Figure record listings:
★ ★ ★

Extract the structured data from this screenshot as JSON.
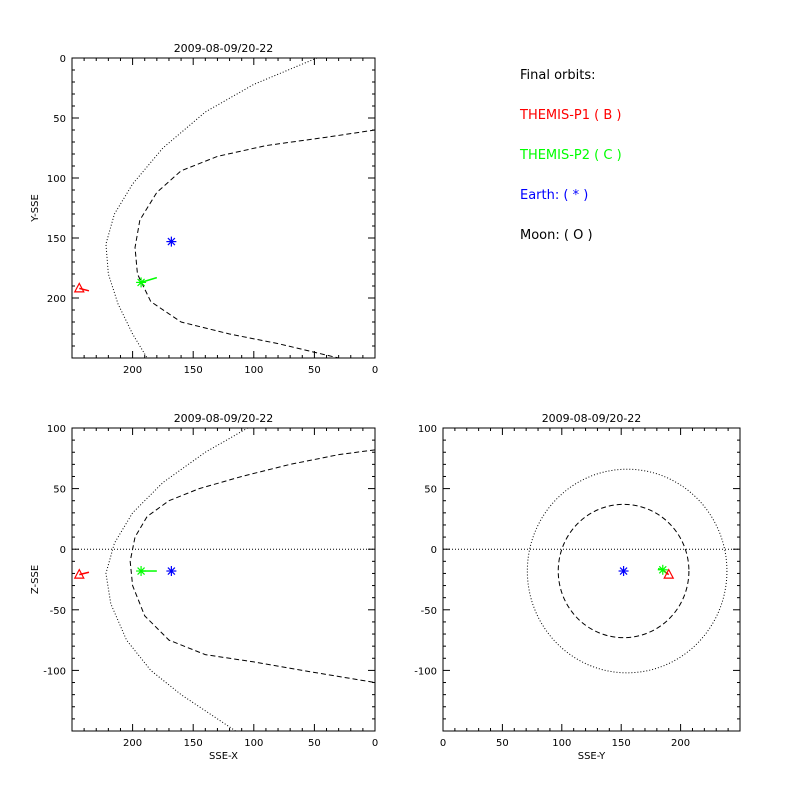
{
  "legend": {
    "title": "Final orbits:",
    "items": [
      {
        "label": "THEMIS-P1 ( B )",
        "color": "#ff0000"
      },
      {
        "label": "THEMIS-P2 ( C )",
        "color": "#00ff00"
      },
      {
        "label": "Earth: ( * )",
        "color": "#0000ff"
      },
      {
        "label": "Moon: ( O )",
        "color": "#000000"
      }
    ]
  },
  "chart_data": [
    {
      "type": "scatter",
      "title": "2009-08-09/20-22",
      "xlabel": "",
      "ylabel": "Y-SSE",
      "xlim": [
        250,
        0
      ],
      "ylim": [
        0,
        250
      ],
      "y_reversed": true,
      "xticks": [
        200,
        150,
        100,
        50,
        0
      ],
      "yticks": [
        0,
        50,
        100,
        150,
        200
      ],
      "earth": [
        168,
        153
      ],
      "p1": [
        244,
        192
      ],
      "p2": [
        193,
        187
      ],
      "p1_trail": [
        [
          244,
          192
        ],
        [
          236,
          194
        ]
      ],
      "p2_trail": [
        [
          193,
          187
        ],
        [
          180,
          183
        ]
      ],
      "bow_shock": [
        [
          48,
          0
        ],
        [
          100,
          22
        ],
        [
          140,
          45
        ],
        [
          175,
          75
        ],
        [
          200,
          105
        ],
        [
          215,
          130
        ],
        [
          222,
          155
        ],
        [
          220,
          180
        ],
        [
          212,
          205
        ],
        [
          200,
          230
        ],
        [
          188,
          250
        ]
      ],
      "magnetopause": [
        [
          0,
          60
        ],
        [
          40,
          66
        ],
        [
          90,
          73
        ],
        [
          130,
          82
        ],
        [
          160,
          94
        ],
        [
          180,
          112
        ],
        [
          194,
          135
        ],
        [
          198,
          158
        ],
        [
          196,
          180
        ],
        [
          185,
          203
        ],
        [
          160,
          220
        ],
        [
          120,
          230
        ],
        [
          80,
          238
        ],
        [
          30,
          250
        ]
      ],
      "zero_line": 0
    },
    {
      "type": "scatter",
      "title": "2009-08-09/20-22",
      "xlabel": "SSE-X",
      "ylabel": "Z-SSE",
      "xlim": [
        250,
        0
      ],
      "ylim": [
        -150,
        100
      ],
      "xticks": [
        200,
        150,
        100,
        50,
        0
      ],
      "yticks": [
        100,
        50,
        0,
        -50,
        -100
      ],
      "earth": [
        168,
        -18
      ],
      "p1": [
        244,
        -21
      ],
      "p2": [
        193,
        -18
      ],
      "p1_trail": [
        [
          244,
          -21
        ],
        [
          236,
          -19
        ]
      ],
      "p2_trail": [
        [
          193,
          -18
        ],
        [
          180,
          -18
        ]
      ],
      "bow_shock": [
        [
          105,
          100
        ],
        [
          140,
          80
        ],
        [
          175,
          55
        ],
        [
          200,
          30
        ],
        [
          215,
          5
        ],
        [
          222,
          -20
        ],
        [
          218,
          -45
        ],
        [
          205,
          -75
        ],
        [
          185,
          -100
        ],
        [
          160,
          -120
        ],
        [
          130,
          -140
        ],
        [
          115,
          -150
        ]
      ],
      "magnetopause": [
        [
          0,
          82
        ],
        [
          30,
          78
        ],
        [
          70,
          70
        ],
        [
          110,
          60
        ],
        [
          145,
          50
        ],
        [
          170,
          40
        ],
        [
          188,
          27
        ],
        [
          198,
          10
        ],
        [
          202,
          -10
        ],
        [
          200,
          -30
        ],
        [
          190,
          -55
        ],
        [
          170,
          -75
        ],
        [
          140,
          -87
        ],
        [
          100,
          -93
        ],
        [
          60,
          -100
        ],
        [
          0,
          -110
        ]
      ],
      "zero_line": 0
    },
    {
      "type": "scatter",
      "title": "2009-08-09/20-22",
      "xlabel": "SSE-Y",
      "ylabel": "",
      "xlim": [
        0,
        250
      ],
      "ylim": [
        -150,
        100
      ],
      "xticks": [
        0,
        50,
        100,
        150,
        200
      ],
      "yticks": [
        100,
        50,
        0,
        -50,
        -100
      ],
      "earth": [
        152,
        -18
      ],
      "p1": [
        190,
        -21
      ],
      "p2": [
        185,
        -17
      ],
      "p1_trail": [
        [
          190,
          -21
        ],
        [
          186,
          -18
        ]
      ],
      "p2_trail": [
        [
          185,
          -17
        ],
        [
          181,
          -16
        ]
      ],
      "outer_circle": {
        "cx": 155,
        "cy": -18,
        "r": 84
      },
      "inner_circle": {
        "cx": 152,
        "cy": -18,
        "r": 55
      },
      "zero_line": 0
    }
  ]
}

★ ★ ★

▶ [What to produce]: Give back every line exactly as it stands, pictures excluded.

▶ [Output]:
Extract the structured data from this screenshot as JSON.
{
  "legend": {
    "title": "Final orbits:",
    "items": [
      {
        "label": "THEMIS-P1 ( B )",
        "color": "#ff0000"
      },
      {
        "label": "THEMIS-P2 ( C )",
        "color": "#00ff00"
      },
      {
        "label": "Earth: ( * )",
        "color": "#0000ff"
      },
      {
        "label": "Moon: ( O )",
        "color": "#000000"
      }
    ]
  },
  "chart_data": [
    {
      "type": "scatter",
      "title": "2009-08-09/20-22",
      "xlabel": "",
      "ylabel": "Y-SSE",
      "xlim": [
        250,
        0
      ],
      "ylim": [
        0,
        250
      ],
      "y_reversed": true,
      "xticks": [
        200,
        150,
        100,
        50,
        0
      ],
      "yticks": [
        0,
        50,
        100,
        150,
        200
      ],
      "earth": [
        168,
        153
      ],
      "p1": [
        244,
        192
      ],
      "p2": [
        193,
        187
      ],
      "p1_trail": [
        [
          244,
          192
        ],
        [
          236,
          194
        ]
      ],
      "p2_trail": [
        [
          193,
          187
        ],
        [
          180,
          183
        ]
      ],
      "bow_shock": [
        [
          48,
          0
        ],
        [
          100,
          22
        ],
        [
          140,
          45
        ],
        [
          175,
          75
        ],
        [
          200,
          105
        ],
        [
          215,
          130
        ],
        [
          222,
          155
        ],
        [
          220,
          180
        ],
        [
          212,
          205
        ],
        [
          200,
          230
        ],
        [
          188,
          250
        ]
      ],
      "magnetopause": [
        [
          0,
          60
        ],
        [
          40,
          66
        ],
        [
          90,
          73
        ],
        [
          130,
          82
        ],
        [
          160,
          94
        ],
        [
          180,
          112
        ],
        [
          194,
          135
        ],
        [
          198,
          158
        ],
        [
          196,
          180
        ],
        [
          185,
          203
        ],
        [
          160,
          220
        ],
        [
          120,
          230
        ],
        [
          80,
          238
        ],
        [
          30,
          250
        ]
      ],
      "zero_line": 0
    },
    {
      "type": "scatter",
      "title": "2009-08-09/20-22",
      "xlabel": "SSE-X",
      "ylabel": "Z-SSE",
      "xlim": [
        250,
        0
      ],
      "ylim": [
        -150,
        100
      ],
      "xticks": [
        200,
        150,
        100,
        50,
        0
      ],
      "yticks": [
        100,
        50,
        0,
        -50,
        -100
      ],
      "earth": [
        168,
        -18
      ],
      "p1": [
        244,
        -21
      ],
      "p2": [
        193,
        -18
      ],
      "p1_trail": [
        [
          244,
          -21
        ],
        [
          236,
          -19
        ]
      ],
      "p2_trail": [
        [
          193,
          -18
        ],
        [
          180,
          -18
        ]
      ],
      "bow_shock": [
        [
          105,
          100
        ],
        [
          140,
          80
        ],
        [
          175,
          55
        ],
        [
          200,
          30
        ],
        [
          215,
          5
        ],
        [
          222,
          -20
        ],
        [
          218,
          -45
        ],
        [
          205,
          -75
        ],
        [
          185,
          -100
        ],
        [
          160,
          -120
        ],
        [
          130,
          -140
        ],
        [
          115,
          -150
        ]
      ],
      "magnetopause": [
        [
          0,
          82
        ],
        [
          30,
          78
        ],
        [
          70,
          70
        ],
        [
          110,
          60
        ],
        [
          145,
          50
        ],
        [
          170,
          40
        ],
        [
          188,
          27
        ],
        [
          198,
          10
        ],
        [
          202,
          -10
        ],
        [
          200,
          -30
        ],
        [
          190,
          -55
        ],
        [
          170,
          -75
        ],
        [
          140,
          -87
        ],
        [
          100,
          -93
        ],
        [
          60,
          -100
        ],
        [
          0,
          -110
        ]
      ],
      "zero_line": 0
    },
    {
      "type": "scatter",
      "title": "2009-08-09/20-22",
      "xlabel": "SSE-Y",
      "ylabel": "",
      "xlim": [
        0,
        250
      ],
      "ylim": [
        -150,
        100
      ],
      "xticks": [
        0,
        50,
        100,
        150,
        200
      ],
      "yticks": [
        100,
        50,
        0,
        -50,
        -100
      ],
      "earth": [
        152,
        -18
      ],
      "p1": [
        190,
        -21
      ],
      "p2": [
        185,
        -17
      ],
      "p1_trail": [
        [
          190,
          -21
        ],
        [
          186,
          -18
        ]
      ],
      "p2_trail": [
        [
          185,
          -17
        ],
        [
          181,
          -16
        ]
      ],
      "outer_circle": {
        "cx": 155,
        "cy": -18,
        "r": 84
      },
      "inner_circle": {
        "cx": 152,
        "cy": -18,
        "r": 55
      },
      "zero_line": 0
    }
  ]
}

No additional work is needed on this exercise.